Locate every line that holds the string "marker" and copy it.

▸ DATA EXCERPTS:
● ● ● ●
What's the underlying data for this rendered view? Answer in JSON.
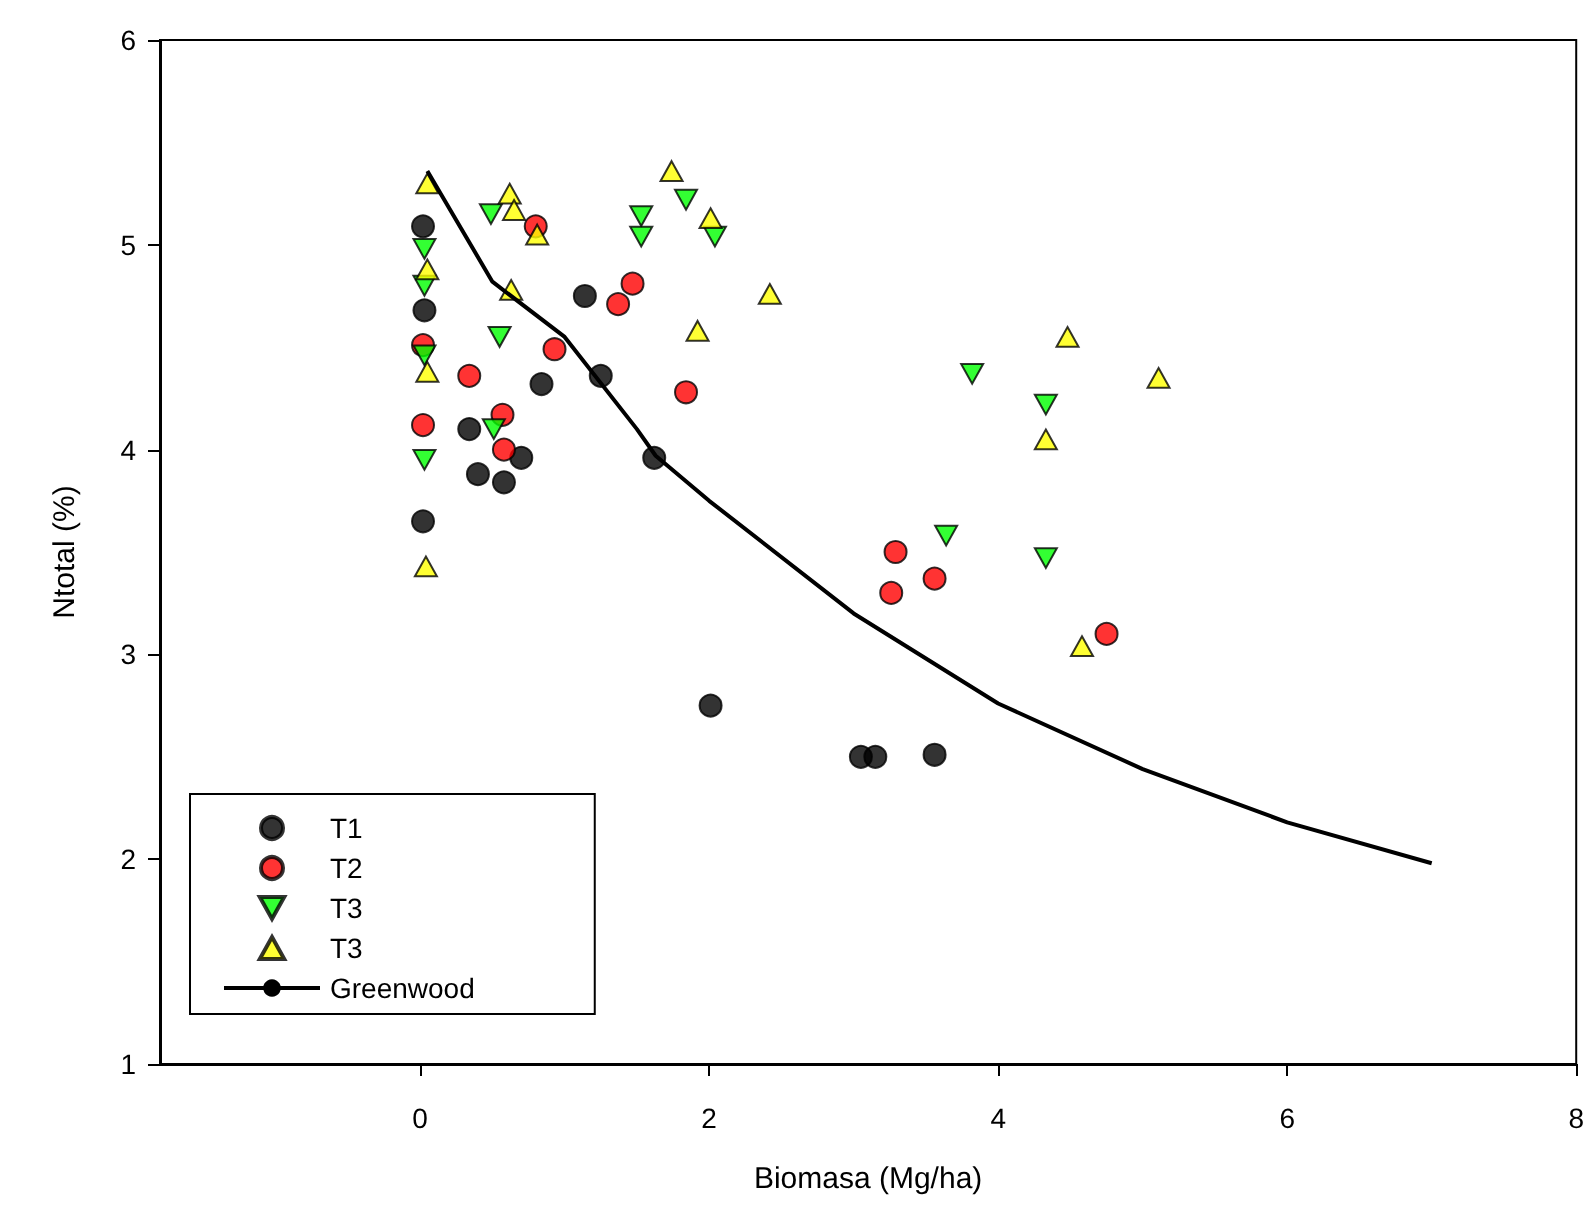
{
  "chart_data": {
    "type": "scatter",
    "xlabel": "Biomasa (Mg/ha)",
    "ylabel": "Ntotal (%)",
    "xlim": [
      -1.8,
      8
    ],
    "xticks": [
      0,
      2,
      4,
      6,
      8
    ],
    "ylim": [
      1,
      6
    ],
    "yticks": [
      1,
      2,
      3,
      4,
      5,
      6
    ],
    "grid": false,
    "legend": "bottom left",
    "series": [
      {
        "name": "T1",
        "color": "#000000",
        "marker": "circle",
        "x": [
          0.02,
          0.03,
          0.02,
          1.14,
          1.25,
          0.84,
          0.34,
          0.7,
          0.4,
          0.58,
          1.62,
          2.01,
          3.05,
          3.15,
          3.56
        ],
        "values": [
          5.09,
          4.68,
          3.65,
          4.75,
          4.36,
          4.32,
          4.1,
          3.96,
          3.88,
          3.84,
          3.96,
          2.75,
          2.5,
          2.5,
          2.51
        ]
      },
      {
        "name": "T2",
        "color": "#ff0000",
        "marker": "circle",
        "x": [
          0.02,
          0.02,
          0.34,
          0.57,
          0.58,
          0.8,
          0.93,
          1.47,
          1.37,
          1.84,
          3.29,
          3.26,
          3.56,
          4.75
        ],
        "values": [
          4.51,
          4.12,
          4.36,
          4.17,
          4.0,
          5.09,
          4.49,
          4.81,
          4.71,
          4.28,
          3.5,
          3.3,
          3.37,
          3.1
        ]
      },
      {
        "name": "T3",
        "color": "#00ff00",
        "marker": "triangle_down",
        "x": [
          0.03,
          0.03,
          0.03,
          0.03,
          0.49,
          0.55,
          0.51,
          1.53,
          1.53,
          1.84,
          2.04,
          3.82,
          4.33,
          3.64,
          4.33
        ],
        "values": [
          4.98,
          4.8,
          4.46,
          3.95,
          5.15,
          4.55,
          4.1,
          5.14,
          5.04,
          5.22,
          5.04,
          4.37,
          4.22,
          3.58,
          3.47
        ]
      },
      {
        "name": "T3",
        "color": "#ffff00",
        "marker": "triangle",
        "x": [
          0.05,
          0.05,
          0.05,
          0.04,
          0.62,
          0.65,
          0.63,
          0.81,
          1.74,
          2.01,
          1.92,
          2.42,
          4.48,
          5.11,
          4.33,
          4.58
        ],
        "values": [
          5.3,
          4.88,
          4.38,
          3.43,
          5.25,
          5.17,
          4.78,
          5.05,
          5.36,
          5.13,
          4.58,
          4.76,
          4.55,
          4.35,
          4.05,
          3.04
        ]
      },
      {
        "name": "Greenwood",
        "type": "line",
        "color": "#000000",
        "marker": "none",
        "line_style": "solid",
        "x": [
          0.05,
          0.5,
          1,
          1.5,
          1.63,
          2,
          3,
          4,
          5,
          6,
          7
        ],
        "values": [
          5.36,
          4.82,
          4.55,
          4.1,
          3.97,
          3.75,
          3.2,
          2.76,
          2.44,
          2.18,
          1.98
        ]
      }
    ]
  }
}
● ● ● ●
▸ SOLUTION FOR THIS EXERCISE:
        "marker": "circle",
        "marker": "circle",
        "marker": "triangle_down",
        "marker": "triangle",
        "marker": "none",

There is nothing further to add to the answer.